# DIRECTIONS
Only the lines holding the string "apprenants" are needed. Copy each one.

# DATA PROVIDED
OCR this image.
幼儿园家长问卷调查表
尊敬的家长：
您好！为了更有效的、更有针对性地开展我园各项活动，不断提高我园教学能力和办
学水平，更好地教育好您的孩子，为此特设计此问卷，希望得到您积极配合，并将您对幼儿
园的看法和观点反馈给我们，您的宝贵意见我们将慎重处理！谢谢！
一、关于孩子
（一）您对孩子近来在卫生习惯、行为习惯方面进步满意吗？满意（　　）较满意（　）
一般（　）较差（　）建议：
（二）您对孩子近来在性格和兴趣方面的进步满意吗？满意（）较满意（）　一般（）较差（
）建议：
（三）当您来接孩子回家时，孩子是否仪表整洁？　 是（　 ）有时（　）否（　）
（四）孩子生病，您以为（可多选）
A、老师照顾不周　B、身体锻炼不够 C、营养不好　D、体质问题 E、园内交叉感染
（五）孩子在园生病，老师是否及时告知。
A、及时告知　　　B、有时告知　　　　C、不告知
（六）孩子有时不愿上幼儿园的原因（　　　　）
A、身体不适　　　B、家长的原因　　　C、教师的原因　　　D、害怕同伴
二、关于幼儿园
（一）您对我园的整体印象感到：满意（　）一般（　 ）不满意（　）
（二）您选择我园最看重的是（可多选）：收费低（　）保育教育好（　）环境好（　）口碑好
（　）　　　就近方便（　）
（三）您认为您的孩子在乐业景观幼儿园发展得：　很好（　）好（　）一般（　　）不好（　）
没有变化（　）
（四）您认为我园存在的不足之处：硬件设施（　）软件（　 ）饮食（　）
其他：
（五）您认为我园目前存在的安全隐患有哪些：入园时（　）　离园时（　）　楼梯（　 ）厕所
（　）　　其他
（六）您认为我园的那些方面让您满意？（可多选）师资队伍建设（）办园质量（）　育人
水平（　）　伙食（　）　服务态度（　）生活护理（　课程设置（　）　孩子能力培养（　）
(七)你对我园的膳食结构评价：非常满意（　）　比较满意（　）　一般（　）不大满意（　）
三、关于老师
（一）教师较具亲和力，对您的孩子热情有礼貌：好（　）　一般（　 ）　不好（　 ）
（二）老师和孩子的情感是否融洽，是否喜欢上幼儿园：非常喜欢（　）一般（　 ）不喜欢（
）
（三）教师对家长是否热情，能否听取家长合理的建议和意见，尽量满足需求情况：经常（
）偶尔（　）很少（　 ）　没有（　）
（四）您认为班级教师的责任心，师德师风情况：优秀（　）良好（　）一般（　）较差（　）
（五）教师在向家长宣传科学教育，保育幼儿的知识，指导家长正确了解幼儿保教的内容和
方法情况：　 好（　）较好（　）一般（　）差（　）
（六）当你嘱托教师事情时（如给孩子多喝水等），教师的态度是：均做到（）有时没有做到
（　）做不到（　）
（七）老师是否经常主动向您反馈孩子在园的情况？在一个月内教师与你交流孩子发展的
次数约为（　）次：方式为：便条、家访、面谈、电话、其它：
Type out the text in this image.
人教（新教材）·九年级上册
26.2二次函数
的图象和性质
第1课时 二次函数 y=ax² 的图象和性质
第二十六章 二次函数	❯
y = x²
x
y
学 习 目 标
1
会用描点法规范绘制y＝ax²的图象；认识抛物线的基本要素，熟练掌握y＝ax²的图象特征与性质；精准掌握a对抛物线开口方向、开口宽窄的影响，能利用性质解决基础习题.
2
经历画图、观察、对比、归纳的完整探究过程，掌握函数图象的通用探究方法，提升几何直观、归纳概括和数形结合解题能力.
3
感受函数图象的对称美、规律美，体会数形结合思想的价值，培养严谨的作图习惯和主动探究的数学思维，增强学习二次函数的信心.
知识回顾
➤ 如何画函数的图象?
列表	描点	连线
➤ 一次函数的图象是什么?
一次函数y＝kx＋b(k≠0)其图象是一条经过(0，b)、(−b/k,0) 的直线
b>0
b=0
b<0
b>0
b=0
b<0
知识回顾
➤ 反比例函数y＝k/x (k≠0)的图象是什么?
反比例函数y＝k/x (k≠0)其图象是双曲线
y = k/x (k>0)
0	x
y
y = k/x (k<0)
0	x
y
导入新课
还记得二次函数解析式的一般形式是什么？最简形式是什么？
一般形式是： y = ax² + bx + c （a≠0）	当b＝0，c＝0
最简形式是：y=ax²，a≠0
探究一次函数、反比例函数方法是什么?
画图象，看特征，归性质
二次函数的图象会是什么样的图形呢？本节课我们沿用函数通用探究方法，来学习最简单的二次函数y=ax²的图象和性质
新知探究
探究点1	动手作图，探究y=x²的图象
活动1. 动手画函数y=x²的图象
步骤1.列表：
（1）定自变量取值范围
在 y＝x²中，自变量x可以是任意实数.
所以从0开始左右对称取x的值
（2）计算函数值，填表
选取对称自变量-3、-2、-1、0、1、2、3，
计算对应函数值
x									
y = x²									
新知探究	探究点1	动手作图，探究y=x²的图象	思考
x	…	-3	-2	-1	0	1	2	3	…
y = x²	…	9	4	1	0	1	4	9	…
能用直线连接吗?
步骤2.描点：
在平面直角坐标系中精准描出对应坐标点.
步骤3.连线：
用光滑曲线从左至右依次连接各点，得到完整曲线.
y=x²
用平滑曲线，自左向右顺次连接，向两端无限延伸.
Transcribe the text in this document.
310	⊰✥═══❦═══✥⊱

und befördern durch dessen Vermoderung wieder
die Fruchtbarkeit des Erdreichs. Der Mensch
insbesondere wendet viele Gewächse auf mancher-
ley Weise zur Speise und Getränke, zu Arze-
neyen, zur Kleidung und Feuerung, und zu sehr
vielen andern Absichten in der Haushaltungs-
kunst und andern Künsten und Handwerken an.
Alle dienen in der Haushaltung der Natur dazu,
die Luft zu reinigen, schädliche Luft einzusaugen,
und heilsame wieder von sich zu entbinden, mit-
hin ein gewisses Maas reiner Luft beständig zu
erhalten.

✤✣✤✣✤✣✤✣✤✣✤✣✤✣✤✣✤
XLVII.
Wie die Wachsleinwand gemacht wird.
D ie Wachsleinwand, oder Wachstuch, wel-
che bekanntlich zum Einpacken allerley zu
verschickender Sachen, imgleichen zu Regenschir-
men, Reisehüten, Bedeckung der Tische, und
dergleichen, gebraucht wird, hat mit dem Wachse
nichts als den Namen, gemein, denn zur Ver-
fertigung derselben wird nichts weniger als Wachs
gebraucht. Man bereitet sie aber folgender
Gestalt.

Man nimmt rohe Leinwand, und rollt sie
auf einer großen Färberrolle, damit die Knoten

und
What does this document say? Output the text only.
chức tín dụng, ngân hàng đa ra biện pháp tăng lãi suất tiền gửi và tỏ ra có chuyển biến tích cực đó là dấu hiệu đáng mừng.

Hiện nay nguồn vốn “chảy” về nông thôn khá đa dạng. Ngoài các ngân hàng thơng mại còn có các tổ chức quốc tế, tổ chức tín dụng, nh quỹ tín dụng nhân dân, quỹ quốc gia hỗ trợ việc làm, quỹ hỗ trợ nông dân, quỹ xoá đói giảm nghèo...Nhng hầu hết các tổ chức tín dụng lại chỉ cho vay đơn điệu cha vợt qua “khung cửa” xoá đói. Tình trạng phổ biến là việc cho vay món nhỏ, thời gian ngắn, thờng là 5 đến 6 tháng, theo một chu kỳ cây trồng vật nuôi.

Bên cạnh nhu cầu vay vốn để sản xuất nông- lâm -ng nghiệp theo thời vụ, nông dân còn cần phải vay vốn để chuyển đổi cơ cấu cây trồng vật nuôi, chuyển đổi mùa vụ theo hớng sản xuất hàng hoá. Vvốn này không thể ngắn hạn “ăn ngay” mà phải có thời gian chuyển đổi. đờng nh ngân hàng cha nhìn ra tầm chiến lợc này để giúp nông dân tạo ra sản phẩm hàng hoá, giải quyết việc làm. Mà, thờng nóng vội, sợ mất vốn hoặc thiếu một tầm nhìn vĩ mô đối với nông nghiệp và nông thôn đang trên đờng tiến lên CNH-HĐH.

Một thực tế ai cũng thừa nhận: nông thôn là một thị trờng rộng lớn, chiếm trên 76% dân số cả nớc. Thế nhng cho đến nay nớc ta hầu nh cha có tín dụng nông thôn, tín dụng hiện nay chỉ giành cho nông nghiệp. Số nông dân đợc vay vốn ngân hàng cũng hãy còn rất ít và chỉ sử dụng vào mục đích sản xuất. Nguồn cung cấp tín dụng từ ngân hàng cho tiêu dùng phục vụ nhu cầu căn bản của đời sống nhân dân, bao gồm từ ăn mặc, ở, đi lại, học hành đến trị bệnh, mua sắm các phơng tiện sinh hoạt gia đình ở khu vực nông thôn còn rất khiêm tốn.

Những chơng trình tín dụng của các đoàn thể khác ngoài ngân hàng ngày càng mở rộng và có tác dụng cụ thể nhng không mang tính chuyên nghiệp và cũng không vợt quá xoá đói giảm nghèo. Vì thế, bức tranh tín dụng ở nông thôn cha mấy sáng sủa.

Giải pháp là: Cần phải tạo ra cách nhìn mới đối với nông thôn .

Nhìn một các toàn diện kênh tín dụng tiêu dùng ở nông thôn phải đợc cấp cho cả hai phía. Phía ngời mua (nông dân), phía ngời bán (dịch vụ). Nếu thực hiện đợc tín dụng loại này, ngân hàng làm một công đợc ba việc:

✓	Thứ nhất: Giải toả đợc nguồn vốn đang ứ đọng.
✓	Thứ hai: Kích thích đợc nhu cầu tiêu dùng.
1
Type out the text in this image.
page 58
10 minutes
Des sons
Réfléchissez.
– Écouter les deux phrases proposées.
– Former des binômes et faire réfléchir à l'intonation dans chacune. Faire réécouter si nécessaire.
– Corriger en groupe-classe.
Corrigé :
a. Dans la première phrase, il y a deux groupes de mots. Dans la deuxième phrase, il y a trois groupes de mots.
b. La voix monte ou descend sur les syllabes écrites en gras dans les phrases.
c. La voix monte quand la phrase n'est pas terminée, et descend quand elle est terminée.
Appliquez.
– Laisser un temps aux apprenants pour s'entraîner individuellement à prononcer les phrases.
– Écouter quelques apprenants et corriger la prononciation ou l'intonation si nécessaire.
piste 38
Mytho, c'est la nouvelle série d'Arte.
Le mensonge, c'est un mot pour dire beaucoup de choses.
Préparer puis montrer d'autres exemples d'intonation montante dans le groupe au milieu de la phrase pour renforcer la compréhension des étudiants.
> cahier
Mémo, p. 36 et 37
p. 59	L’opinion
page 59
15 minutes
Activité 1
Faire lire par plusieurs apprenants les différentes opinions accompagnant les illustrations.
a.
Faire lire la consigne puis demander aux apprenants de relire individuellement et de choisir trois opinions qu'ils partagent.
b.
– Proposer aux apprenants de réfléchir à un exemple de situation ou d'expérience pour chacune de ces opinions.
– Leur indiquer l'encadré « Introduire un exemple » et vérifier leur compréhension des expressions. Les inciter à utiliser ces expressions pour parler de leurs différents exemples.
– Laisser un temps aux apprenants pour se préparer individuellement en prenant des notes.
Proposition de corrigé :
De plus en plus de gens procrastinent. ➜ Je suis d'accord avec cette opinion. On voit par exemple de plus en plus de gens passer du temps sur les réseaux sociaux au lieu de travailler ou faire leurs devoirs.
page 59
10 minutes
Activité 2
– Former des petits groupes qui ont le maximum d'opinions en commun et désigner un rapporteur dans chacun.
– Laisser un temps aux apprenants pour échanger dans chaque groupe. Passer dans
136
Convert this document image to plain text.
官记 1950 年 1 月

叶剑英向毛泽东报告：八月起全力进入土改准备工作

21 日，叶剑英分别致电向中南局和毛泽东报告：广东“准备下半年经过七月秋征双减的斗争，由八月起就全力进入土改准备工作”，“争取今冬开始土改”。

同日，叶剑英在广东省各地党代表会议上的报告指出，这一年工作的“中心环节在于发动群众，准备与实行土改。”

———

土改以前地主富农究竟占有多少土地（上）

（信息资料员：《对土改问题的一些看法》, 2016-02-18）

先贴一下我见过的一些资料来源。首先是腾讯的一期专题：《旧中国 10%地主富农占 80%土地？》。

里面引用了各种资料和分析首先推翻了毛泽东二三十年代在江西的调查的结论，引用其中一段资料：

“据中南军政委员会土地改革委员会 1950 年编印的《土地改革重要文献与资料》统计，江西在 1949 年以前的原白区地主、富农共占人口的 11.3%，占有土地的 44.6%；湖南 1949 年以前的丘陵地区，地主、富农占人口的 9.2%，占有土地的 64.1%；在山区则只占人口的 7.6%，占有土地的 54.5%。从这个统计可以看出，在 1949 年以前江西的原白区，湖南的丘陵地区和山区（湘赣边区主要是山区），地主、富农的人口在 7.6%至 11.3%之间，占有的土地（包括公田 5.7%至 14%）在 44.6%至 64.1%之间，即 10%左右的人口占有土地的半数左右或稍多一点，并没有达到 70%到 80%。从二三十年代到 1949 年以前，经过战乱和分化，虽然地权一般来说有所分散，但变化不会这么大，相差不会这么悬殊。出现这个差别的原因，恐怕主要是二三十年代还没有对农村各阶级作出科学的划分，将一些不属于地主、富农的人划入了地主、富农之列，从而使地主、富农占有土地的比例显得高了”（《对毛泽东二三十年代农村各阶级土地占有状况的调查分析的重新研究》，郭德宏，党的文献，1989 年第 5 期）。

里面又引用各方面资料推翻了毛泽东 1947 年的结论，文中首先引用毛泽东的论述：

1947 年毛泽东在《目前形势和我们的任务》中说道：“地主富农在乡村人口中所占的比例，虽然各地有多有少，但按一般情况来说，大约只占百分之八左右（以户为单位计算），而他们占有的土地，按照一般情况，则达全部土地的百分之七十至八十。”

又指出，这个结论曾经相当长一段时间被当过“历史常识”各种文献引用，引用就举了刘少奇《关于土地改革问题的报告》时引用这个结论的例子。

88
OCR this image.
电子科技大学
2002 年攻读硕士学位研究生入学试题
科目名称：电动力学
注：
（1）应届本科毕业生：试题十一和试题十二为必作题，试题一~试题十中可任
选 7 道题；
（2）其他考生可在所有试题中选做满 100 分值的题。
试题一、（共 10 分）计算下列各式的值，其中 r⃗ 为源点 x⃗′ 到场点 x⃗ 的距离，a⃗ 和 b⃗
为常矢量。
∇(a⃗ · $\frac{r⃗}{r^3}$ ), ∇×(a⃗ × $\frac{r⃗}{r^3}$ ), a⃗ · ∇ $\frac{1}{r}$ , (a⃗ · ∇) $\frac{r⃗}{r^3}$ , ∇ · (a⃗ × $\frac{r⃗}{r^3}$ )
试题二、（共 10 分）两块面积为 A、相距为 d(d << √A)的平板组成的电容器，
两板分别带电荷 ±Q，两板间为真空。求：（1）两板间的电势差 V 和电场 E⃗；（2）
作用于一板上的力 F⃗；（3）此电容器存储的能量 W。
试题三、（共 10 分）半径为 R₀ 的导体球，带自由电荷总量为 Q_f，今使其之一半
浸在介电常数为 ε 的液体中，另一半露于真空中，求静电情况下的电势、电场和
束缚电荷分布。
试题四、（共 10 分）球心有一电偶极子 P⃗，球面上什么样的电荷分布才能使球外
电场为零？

# THE RESULT
– Laisser un temps aux apprenants pour s'entraîner individuellement à prononcer les phrases.
– Écouter quelques apprenants et corriger la prononciation ou l'intonation si nécessaire.
Faire lire par plusieurs apprenants les différentes opinions accompagnant les illustrations.
Faire lire la consigne puis demander aux apprenants de relire individuellement et de choisir trois opinions qu'ils partagent.
– Proposer aux apprenants de réfléchir à un exemple de situation ou d'expérience pour chacune de ces opinions.
– Laisser un temps aux apprenants pour se préparer individuellement en prenant des notes.
– Laisser un temps aux apprenants pour échanger dans chaque groupe. Passer dans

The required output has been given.